What you will do: Write out, please, the line containing "What data populates" together with all lines after it, up to and including the last one, with no other output.

(Dataset items)

━━━

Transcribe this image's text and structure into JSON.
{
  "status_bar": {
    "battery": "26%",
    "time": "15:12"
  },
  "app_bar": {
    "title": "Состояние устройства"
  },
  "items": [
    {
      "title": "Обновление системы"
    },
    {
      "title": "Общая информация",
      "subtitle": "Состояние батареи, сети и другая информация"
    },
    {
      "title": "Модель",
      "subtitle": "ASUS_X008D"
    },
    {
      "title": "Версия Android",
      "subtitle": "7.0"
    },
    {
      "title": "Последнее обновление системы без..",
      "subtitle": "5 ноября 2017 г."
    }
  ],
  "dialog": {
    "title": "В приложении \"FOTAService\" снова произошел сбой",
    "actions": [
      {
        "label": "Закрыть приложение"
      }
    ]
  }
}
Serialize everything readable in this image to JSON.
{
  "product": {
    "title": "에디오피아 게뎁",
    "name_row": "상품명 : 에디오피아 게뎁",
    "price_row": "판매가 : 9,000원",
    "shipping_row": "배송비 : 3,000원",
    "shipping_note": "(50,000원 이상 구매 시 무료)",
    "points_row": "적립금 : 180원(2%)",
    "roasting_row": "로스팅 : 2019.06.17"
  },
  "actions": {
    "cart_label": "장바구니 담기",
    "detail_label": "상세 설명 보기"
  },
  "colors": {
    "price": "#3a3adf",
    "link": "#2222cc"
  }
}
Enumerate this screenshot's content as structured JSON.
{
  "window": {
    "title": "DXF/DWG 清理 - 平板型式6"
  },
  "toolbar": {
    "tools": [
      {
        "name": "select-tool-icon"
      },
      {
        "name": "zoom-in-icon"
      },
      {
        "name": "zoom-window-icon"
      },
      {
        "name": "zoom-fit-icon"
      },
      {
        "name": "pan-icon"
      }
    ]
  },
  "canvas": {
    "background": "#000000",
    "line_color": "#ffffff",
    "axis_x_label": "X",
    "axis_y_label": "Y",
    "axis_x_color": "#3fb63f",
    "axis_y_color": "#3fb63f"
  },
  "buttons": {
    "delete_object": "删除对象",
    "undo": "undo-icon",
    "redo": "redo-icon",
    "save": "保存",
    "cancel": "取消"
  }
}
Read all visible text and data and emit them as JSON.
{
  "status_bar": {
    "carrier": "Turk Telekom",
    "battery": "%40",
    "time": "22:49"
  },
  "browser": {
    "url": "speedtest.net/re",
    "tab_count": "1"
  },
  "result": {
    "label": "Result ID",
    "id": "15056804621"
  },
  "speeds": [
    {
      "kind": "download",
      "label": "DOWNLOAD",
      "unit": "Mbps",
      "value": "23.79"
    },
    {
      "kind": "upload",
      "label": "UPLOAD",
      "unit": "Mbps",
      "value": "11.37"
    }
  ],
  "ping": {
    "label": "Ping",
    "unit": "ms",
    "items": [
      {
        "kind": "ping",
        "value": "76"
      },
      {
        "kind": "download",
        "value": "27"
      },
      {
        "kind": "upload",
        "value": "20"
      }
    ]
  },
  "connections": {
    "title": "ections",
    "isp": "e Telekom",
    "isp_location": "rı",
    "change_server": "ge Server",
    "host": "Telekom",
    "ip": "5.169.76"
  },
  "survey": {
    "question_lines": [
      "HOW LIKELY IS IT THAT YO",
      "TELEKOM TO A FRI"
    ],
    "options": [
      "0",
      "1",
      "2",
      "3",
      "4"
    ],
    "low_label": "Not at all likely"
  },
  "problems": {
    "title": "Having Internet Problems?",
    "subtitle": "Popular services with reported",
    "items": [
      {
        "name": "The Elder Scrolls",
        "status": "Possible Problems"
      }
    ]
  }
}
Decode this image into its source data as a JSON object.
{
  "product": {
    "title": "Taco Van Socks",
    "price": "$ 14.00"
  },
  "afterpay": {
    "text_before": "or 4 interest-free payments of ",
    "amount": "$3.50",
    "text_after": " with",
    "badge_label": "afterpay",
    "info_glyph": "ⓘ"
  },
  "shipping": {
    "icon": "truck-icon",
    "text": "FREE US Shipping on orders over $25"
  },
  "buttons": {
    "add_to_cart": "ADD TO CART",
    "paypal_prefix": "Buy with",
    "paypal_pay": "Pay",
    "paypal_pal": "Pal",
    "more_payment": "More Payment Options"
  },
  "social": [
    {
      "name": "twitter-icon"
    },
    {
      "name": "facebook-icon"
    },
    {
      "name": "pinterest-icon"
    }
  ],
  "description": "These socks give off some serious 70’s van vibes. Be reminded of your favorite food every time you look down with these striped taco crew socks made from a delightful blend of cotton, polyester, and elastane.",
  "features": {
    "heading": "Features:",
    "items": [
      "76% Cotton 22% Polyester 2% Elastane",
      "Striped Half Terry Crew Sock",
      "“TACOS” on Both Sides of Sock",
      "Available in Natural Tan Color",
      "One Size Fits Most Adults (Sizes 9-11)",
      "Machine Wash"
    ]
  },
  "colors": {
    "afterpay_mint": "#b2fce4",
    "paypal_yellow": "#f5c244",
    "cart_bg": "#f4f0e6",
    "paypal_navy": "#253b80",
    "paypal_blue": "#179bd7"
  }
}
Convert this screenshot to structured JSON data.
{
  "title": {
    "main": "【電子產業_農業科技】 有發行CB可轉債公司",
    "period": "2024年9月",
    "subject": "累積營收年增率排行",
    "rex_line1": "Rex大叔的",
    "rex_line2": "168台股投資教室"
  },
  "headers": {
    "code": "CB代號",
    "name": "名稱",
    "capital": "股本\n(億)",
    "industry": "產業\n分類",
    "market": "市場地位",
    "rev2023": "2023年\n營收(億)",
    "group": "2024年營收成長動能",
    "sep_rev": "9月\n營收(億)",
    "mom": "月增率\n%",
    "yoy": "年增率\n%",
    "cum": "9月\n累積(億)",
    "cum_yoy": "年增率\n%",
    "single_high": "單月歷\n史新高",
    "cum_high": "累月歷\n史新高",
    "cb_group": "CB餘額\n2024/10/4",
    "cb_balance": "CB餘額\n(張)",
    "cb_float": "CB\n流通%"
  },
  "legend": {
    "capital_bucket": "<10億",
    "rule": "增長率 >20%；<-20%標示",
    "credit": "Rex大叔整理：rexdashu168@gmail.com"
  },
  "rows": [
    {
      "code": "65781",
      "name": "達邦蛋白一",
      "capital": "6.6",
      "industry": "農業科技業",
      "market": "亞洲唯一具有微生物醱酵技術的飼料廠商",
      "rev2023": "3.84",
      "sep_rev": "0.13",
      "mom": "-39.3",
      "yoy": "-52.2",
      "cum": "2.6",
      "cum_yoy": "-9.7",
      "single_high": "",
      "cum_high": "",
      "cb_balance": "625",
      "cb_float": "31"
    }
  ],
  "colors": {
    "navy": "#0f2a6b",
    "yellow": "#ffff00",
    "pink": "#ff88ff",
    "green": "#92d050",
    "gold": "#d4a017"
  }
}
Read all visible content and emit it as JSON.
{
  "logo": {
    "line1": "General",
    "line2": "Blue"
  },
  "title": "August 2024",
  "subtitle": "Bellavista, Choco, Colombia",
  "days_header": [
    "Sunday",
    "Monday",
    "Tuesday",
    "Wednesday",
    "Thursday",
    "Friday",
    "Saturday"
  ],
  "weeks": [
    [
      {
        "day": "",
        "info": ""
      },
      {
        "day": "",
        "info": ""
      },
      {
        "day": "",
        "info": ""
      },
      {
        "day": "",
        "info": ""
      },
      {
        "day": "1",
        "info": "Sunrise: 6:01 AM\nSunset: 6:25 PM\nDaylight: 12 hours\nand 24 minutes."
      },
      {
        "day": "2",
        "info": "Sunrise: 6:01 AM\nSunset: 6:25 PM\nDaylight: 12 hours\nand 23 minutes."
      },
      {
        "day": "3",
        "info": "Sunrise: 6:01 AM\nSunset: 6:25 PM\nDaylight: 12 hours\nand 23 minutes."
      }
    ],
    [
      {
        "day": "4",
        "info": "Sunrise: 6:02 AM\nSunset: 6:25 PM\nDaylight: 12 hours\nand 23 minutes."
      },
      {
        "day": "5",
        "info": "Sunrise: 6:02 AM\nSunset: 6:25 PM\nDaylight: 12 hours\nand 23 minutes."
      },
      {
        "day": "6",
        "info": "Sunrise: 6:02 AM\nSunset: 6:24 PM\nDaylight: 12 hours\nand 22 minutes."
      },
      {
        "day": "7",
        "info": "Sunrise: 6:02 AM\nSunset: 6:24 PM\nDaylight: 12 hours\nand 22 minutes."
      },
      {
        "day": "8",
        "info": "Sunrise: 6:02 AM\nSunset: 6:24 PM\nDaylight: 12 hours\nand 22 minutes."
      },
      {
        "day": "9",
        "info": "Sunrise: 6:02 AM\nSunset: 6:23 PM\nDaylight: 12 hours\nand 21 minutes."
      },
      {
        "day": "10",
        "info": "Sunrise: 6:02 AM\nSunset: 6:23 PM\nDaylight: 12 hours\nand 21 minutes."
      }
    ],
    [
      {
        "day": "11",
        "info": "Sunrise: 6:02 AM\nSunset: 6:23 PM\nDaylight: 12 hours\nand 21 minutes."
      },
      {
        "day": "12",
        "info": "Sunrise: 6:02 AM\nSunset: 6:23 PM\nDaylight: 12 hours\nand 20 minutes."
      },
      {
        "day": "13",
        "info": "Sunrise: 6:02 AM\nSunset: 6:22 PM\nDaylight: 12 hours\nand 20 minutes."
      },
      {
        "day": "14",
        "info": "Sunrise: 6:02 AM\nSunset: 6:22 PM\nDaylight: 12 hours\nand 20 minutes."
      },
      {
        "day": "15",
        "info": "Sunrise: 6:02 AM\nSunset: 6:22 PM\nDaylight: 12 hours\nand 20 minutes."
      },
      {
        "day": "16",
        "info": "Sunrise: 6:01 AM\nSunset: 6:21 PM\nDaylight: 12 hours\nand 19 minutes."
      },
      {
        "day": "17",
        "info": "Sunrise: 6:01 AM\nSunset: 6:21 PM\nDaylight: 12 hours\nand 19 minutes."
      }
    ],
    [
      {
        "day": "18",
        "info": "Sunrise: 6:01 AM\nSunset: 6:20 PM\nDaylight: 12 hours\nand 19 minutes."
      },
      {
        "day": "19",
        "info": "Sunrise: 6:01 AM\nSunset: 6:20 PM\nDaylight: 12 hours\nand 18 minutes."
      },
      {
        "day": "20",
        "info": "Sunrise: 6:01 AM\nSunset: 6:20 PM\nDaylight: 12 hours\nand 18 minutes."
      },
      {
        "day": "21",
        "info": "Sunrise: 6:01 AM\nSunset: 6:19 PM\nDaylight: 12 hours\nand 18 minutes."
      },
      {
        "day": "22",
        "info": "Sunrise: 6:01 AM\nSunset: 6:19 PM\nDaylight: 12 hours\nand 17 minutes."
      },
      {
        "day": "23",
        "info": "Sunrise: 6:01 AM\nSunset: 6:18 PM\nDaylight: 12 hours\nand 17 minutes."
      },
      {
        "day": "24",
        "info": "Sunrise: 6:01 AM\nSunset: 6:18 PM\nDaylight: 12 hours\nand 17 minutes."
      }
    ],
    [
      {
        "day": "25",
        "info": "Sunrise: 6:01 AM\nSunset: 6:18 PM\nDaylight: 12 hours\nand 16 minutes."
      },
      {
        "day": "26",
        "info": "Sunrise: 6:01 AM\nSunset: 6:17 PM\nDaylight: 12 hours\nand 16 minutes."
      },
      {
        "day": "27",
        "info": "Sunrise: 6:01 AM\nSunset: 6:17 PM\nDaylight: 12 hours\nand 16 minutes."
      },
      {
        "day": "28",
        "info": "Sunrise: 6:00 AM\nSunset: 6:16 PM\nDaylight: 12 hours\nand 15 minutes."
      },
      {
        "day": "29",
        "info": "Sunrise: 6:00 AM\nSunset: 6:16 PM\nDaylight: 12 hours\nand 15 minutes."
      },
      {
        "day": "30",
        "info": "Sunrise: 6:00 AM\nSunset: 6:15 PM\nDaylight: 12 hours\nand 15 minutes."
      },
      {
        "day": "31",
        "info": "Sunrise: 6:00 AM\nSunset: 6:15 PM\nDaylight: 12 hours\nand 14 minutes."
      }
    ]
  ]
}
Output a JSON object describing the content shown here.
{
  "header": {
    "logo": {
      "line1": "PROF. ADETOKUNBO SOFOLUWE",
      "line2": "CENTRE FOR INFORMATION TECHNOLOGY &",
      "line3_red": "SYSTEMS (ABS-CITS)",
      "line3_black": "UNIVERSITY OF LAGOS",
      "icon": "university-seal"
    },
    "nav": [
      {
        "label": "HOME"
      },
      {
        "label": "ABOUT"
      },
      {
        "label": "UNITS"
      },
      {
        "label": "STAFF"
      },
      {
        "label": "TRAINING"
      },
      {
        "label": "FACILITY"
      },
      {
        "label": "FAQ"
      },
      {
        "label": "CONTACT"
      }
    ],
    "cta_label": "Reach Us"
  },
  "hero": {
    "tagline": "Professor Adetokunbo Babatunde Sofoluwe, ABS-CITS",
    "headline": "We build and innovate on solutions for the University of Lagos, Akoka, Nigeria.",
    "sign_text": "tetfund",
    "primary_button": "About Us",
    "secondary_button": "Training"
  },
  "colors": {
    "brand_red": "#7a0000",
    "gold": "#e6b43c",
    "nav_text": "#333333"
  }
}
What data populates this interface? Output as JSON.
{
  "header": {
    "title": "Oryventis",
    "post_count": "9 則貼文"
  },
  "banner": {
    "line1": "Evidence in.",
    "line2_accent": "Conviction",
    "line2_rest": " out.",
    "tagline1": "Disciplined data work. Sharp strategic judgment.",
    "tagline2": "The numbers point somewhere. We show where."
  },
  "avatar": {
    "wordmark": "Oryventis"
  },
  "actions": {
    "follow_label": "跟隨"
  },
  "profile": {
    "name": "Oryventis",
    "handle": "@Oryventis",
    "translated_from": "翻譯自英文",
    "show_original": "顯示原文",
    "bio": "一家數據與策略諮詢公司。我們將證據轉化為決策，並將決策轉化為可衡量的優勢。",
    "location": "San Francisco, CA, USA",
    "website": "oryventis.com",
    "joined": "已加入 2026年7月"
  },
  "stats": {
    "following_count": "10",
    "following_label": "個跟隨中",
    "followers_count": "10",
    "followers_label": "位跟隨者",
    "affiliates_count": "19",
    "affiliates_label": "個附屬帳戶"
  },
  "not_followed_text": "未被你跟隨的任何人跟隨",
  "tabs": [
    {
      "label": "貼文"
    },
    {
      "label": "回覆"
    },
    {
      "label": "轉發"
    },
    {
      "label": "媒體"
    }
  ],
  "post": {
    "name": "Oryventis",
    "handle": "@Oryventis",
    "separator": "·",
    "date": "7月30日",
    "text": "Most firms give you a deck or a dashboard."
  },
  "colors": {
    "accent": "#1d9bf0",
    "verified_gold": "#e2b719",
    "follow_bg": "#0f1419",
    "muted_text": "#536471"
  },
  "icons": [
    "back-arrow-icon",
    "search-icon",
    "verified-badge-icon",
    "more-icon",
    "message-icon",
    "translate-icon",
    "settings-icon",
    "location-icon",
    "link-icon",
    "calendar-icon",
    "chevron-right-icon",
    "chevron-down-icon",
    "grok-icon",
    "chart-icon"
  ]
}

━━━

Correct response:
What data populates this interface? Output as JSON.
{
  "header": {
    "title": "Oryventis",
    "post_count": "9 則貼文"
  },
  "banner": {
    "line1": "Evidence in.",
    "line2_accent": "Conviction",
    "line2_rest": " out.",
    "tagline1": "Disciplined data work. Sharp strategic judgment.",
    "tagline2": "The numbers point somewhere. We show where."
  },
  "avatar": {
    "wordmark": "Oryventis"
  },
  "actions": {
    "follow_label": "跟隨"
  },
  "profile": {
    "name": "Oryventis",
    "handle": "@Oryventis",
    "translated_from": "翻譯自英文",
    "show_original": "顯示原文",
    "bio": "一家數據與策略諮詢公司。我們將證據轉化為決策，並將決策轉化為可衡量的優勢。",
    "location": "San Francisco, CA, USA",
    "website": "oryventis.com",
    "joined": "已加入 2026年7月"
  },
  "stats": {
    "following_count": "10",
    "following_label": "個跟隨中",
    "followers_count": "10",
    "followers_label": "位跟隨者",
    "affiliates_count": "19",
    "affiliates_label": "個附屬帳戶"
  },
  "not_followed_text": "未被你跟隨的任何人跟隨",
  "tabs": [
    {
      "label": "貼文"
    },
    {
      "label": "回覆"
    },
    {
      "label": "轉發"
    },
    {
      "label": "媒體"
    }
  ],
  "post": {
    "name": "Oryventis",
    "handle": "@Oryventis",
    "separator": "·",
    "date": "7月30日",
    "text": "Most firms give you a deck or a dashboard."
  },
  "colors": {
    "accent": "#1d9bf0",
    "verified_gold": "#e2b719",
    "follow_bg": "#0f1419",
    "muted_text": "#536471"
  },
  "icons": [
    "back-arrow-icon",
    "search-icon",
    "verified-badge-icon",
    "more-icon",
    "message-icon",
    "translate-icon",
    "settings-icon",
    "location-icon",
    "link-icon",
    "calendar-icon",
    "chevron-right-icon",
    "chevron-down-icon",
    "grok-icon",
    "chart-icon"
  ]
}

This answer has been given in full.